_PROBLEM TO SOLVE_
Below is a block of records. Copy every line in it that contains the word "Expenses".
--- START ---
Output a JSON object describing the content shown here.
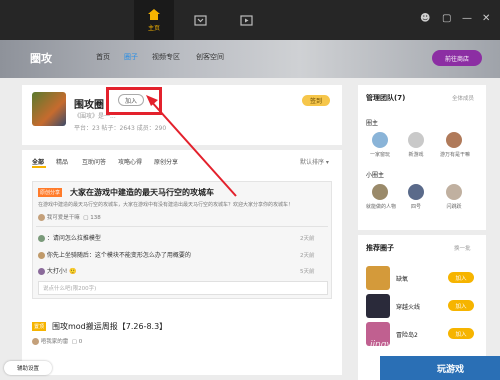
{
  "titlebar": {
    "tabs": [
      {
        "label": "主页",
        "icon": "home-icon",
        "active": true
      },
      {
        "label": "",
        "icon": "inbox-icon",
        "active": false
      },
      {
        "label": "",
        "icon": "video-icon",
        "active": false
      }
    ],
    "accent": "#f6b400"
  },
  "hero": {
    "title": "圈攻",
    "nav": [
      "首页",
      "圈子",
      "视频专区",
      "创客空间"
    ],
    "store_button": "前往商店"
  },
  "circle": {
    "name": "围攻圈",
    "join_label": "加入",
    "desc": "《围攻》是一...",
    "stats": "平台：23    帖子：2643    成员：290",
    "sign_label": "签到"
  },
  "feed": {
    "tabs": [
      "全部",
      "精品",
      "互助问答",
      "攻略心得",
      "原创分享"
    ],
    "sort_label": "默认排序",
    "post": {
      "tag": "原创分享",
      "title": "大家在游戏中建造的最天马行空的攻城车",
      "body": "在游戏中建造的最天马行空的攻城车，大家在游戏中有没有建造出最天马行空的攻城车？欢迎大家分享你的攻城车！",
      "author": "我可爱是干嘛",
      "views": "138",
      "comments": [
        {
          "text": "：请问怎么拉推模型",
          "time": "2天前"
        },
        {
          "text": "你先上坐骑随后：这个模块不能变形怎么办了用概要的",
          "time": "2天前"
        },
        {
          "text": "大打小! 🙂",
          "time": "5天前"
        }
      ],
      "reply_placeholder": "说点什么吧(限200字)"
    },
    "post2": {
      "tag": "置顶",
      "title": "围攻mod搬运周报【7.26-8.3】",
      "author": "唔我家的雷",
      "count": "0"
    }
  },
  "sidebar": {
    "team_title": "管理团队(7)",
    "team_link": "全体成员",
    "owner_label": "圈主",
    "owners": [
      {
        "name": "一家窗玩",
        "color": "#8ab4d8"
      },
      {
        "name": "新游戏",
        "color": "#c9c9c9"
      },
      {
        "name": "游万有是干嘛",
        "color": "#b07a5a"
      }
    ],
    "admin_label": "小圈主",
    "admins": [
      {
        "name": "就能做的人物",
        "color": "#9a8a6a"
      },
      {
        "name": "四号",
        "color": "#5a6a8a"
      },
      {
        "name": "闪跳跃",
        "color": "#c0b0a0"
      }
    ],
    "rec_title": "推荐圈子",
    "rec_link": "换一批",
    "rec": [
      {
        "name": "缺氧",
        "join": "加入",
        "color": "#d49a3a"
      },
      {
        "name": "穿越火线",
        "join": "加入",
        "color": "#2a2a3a"
      },
      {
        "name": "冒险岛2",
        "join": "加入",
        "color": "#c06090"
      }
    ]
  },
  "bottom": {
    "assist_label": "辅助设置",
    "play_label": "玩游戏",
    "watermark": "jingyan.baidu.com"
  }
}
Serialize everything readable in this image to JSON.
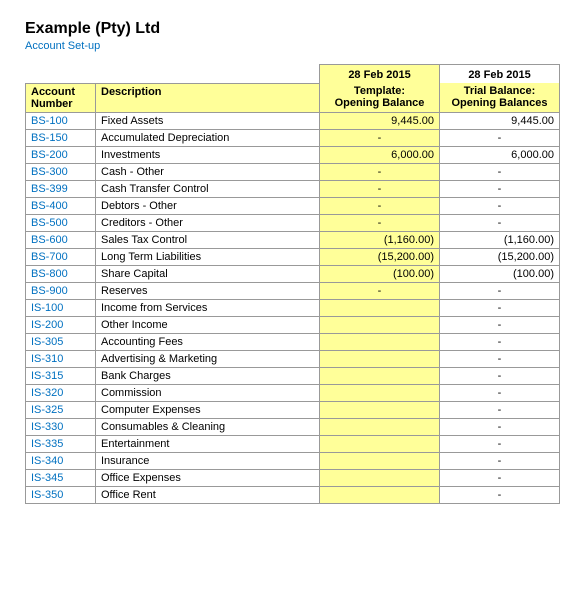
{
  "company": {
    "name": "Example (Pty) Ltd",
    "subtitle": "Account Set-up"
  },
  "header": {
    "date1": "28 Feb 2015",
    "date2": "28 Feb 2015",
    "col1_label1": "Template:",
    "col1_label2": "Opening Balance",
    "col2_label1": "Trial Balance:",
    "col2_label2": "Opening Balances",
    "account_label": "Account\nNumber",
    "desc_label": "Description"
  },
  "rows": [
    {
      "account": "BS-100",
      "desc": "Fixed Assets",
      "template": "9,445.00",
      "trial": "9,445.00",
      "template_neg": false,
      "trial_neg": false,
      "template_dash": false,
      "trial_dash": false
    },
    {
      "account": "BS-150",
      "desc": "Accumulated Depreciation",
      "template": "-",
      "trial": "",
      "template_neg": false,
      "trial_neg": false,
      "template_dash": true,
      "trial_dash": true
    },
    {
      "account": "BS-200",
      "desc": "Investments",
      "template": "6,000.00",
      "trial": "6,000.00",
      "template_neg": false,
      "trial_neg": false,
      "template_dash": false,
      "trial_dash": false
    },
    {
      "account": "BS-300",
      "desc": "Cash - Other",
      "template": "-",
      "trial": "-",
      "template_neg": false,
      "trial_neg": false,
      "template_dash": true,
      "trial_dash": true
    },
    {
      "account": "BS-399",
      "desc": "Cash Transfer Control",
      "template": "-",
      "trial": "-",
      "template_neg": false,
      "trial_neg": false,
      "template_dash": true,
      "trial_dash": true
    },
    {
      "account": "BS-400",
      "desc": "Debtors - Other",
      "template": "-",
      "trial": "-",
      "template_neg": false,
      "trial_neg": false,
      "template_dash": true,
      "trial_dash": true
    },
    {
      "account": "BS-500",
      "desc": "Creditors - Other",
      "template": "-",
      "trial": "-",
      "template_neg": false,
      "trial_neg": false,
      "template_dash": true,
      "trial_dash": true
    },
    {
      "account": "BS-600",
      "desc": "Sales Tax Control",
      "template": "(1,160.00)",
      "trial": "(1,160.00)",
      "template_neg": true,
      "trial_neg": true,
      "template_dash": false,
      "trial_dash": false
    },
    {
      "account": "BS-700",
      "desc": "Long Term Liabilities",
      "template": "(15,200.00)",
      "trial": "(15,200.00)",
      "template_neg": true,
      "trial_neg": true,
      "template_dash": false,
      "trial_dash": false
    },
    {
      "account": "BS-800",
      "desc": "Share Capital",
      "template": "(100.00)",
      "trial": "(100.00)",
      "template_neg": true,
      "trial_neg": true,
      "template_dash": false,
      "trial_dash": false
    },
    {
      "account": "BS-900",
      "desc": "Reserves",
      "template": "-",
      "trial": "-",
      "template_neg": false,
      "trial_neg": false,
      "template_dash": true,
      "trial_dash": true
    },
    {
      "account": "IS-100",
      "desc": "Income from Services",
      "template": "",
      "trial": "-",
      "template_neg": false,
      "trial_neg": false,
      "template_dash": false,
      "trial_dash": true
    },
    {
      "account": "IS-200",
      "desc": "Other Income",
      "template": "",
      "trial": "-",
      "template_neg": false,
      "trial_neg": false,
      "template_dash": false,
      "trial_dash": true
    },
    {
      "account": "IS-305",
      "desc": "Accounting Fees",
      "template": "",
      "trial": "-",
      "template_neg": false,
      "trial_neg": false,
      "template_dash": false,
      "trial_dash": true
    },
    {
      "account": "IS-310",
      "desc": "Advertising & Marketing",
      "template": "",
      "trial": "-",
      "template_neg": false,
      "trial_neg": false,
      "template_dash": false,
      "trial_dash": true
    },
    {
      "account": "IS-315",
      "desc": "Bank Charges",
      "template": "",
      "trial": "-",
      "template_neg": false,
      "trial_neg": false,
      "template_dash": false,
      "trial_dash": true
    },
    {
      "account": "IS-320",
      "desc": "Commission",
      "template": "",
      "trial": "-",
      "template_neg": false,
      "trial_neg": false,
      "template_dash": false,
      "trial_dash": true
    },
    {
      "account": "IS-325",
      "desc": "Computer Expenses",
      "template": "",
      "trial": "-",
      "template_neg": false,
      "trial_neg": false,
      "template_dash": false,
      "trial_dash": true
    },
    {
      "account": "IS-330",
      "desc": "Consumables & Cleaning",
      "template": "",
      "trial": "-",
      "template_neg": false,
      "trial_neg": false,
      "template_dash": false,
      "trial_dash": true
    },
    {
      "account": "IS-335",
      "desc": "Entertainment",
      "template": "",
      "trial": "-",
      "template_neg": false,
      "trial_neg": false,
      "template_dash": false,
      "trial_dash": true
    },
    {
      "account": "IS-340",
      "desc": "Insurance",
      "template": "",
      "trial": "-",
      "template_neg": false,
      "trial_neg": false,
      "template_dash": false,
      "trial_dash": true
    },
    {
      "account": "IS-345",
      "desc": "Office Expenses",
      "template": "",
      "trial": "-",
      "template_neg": false,
      "trial_neg": false,
      "template_dash": false,
      "trial_dash": true
    },
    {
      "account": "IS-350",
      "desc": "Office Rent",
      "template": "",
      "trial": "-",
      "template_neg": false,
      "trial_neg": false,
      "template_dash": false,
      "trial_dash": true
    }
  ]
}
--- END ---
_OUTPUT BELOW_
      "desc": "Computer Expenses",
      "desc": "Office Expenses",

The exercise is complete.